Task brief: Note each line where "statistics" appears, and copy it.

----- Input material -----

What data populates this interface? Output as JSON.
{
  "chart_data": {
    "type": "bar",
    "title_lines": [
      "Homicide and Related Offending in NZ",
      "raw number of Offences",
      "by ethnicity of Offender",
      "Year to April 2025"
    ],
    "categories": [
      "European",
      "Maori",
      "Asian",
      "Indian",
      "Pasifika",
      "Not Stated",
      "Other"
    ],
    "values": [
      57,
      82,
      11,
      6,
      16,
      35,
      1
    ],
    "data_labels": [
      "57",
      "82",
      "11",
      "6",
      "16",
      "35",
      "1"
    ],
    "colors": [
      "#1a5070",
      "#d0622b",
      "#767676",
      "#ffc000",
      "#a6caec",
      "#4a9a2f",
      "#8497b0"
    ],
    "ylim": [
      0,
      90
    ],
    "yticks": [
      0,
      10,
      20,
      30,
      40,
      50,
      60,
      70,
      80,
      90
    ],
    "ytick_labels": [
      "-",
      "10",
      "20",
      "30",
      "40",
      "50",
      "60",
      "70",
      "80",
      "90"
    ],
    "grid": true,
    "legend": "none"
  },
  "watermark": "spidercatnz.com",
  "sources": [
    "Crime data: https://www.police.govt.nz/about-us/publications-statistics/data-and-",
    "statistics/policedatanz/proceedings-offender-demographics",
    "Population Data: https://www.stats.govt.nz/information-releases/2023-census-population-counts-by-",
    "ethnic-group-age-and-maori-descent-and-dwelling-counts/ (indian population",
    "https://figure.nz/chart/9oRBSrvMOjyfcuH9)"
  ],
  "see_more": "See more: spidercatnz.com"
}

-----

Solution for this task:
    "Crime data: https://www.police.govt.nz/about-us/publications-statistics/data-and-",
    "statistics/policedatanz/proceedings-offender-demographics",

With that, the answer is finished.